- _SHORT EXERCISE_:
Restate the records below word for word, and omit the images they hold.

··········

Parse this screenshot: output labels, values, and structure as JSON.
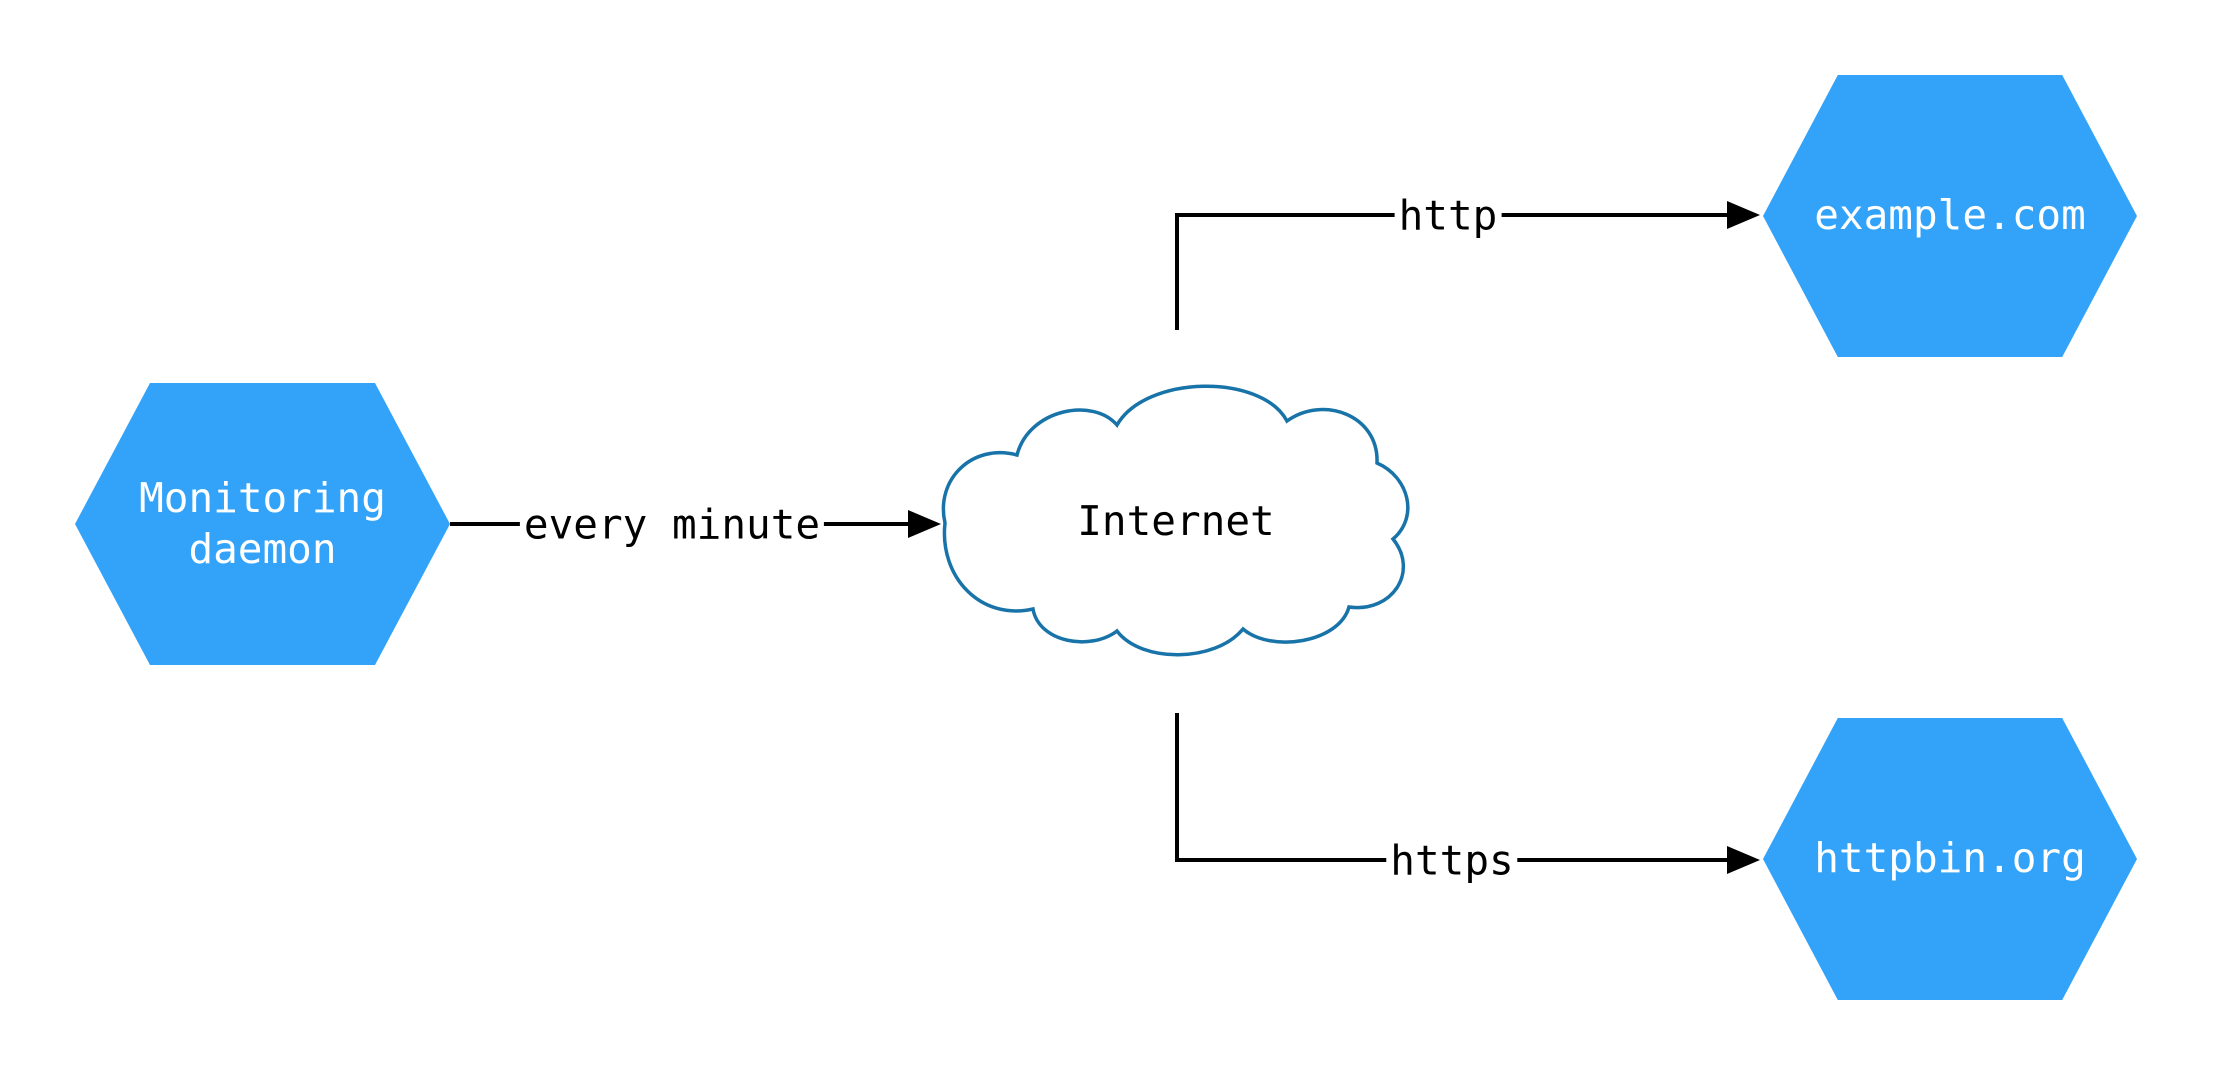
{
  "diagram": {
    "background": "#ffffff",
    "colors": {
      "node_fill": "#33a3f9",
      "node_text": "#ffffff",
      "cloud_stroke": "#1873a8",
      "cloud_fill": "#ffffff",
      "edge_color": "#000000",
      "edge_label_text": "#000000"
    },
    "nodes": {
      "monitoring_daemon": {
        "label": "Monitoring\ndaemon",
        "shape": "hexagon"
      },
      "internet": {
        "label": "Internet",
        "shape": "cloud"
      },
      "example_com": {
        "label": "example.com",
        "shape": "hexagon"
      },
      "httpbin_org": {
        "label": "httpbin.org",
        "shape": "hexagon"
      }
    },
    "edges": [
      {
        "from": "monitoring_daemon",
        "to": "internet",
        "label": "every minute"
      },
      {
        "from": "internet",
        "to": "example_com",
        "label": "http"
      },
      {
        "from": "internet",
        "to": "httpbin_org",
        "label": "https"
      }
    ]
  }
}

··········

- _SOLUTION FOR THIS EXERCISE_:
Parse this screenshot: output labels, values, and structure as JSON.
{
  "diagram": {
    "background": "#ffffff",
    "colors": {
      "node_fill": "#33a3f9",
      "node_text": "#ffffff",
      "cloud_stroke": "#1873a8",
      "cloud_fill": "#ffffff",
      "edge_color": "#000000",
      "edge_label_text": "#000000"
    },
    "nodes": {
      "monitoring_daemon": {
        "label": "Monitoring\ndaemon",
        "shape": "hexagon"
      },
      "internet": {
        "label": "Internet",
        "shape": "cloud"
      },
      "example_com": {
        "label": "example.com",
        "shape": "hexagon"
      },
      "httpbin_org": {
        "label": "httpbin.org",
        "shape": "hexagon"
      }
    },
    "edges": [
      {
        "from": "monitoring_daemon",
        "to": "internet",
        "label": "every minute"
      },
      {
        "from": "internet",
        "to": "example_com",
        "label": "http"
      },
      {
        "from": "internet",
        "to": "httpbin_org",
        "label": "https"
      }
    ]
  }
}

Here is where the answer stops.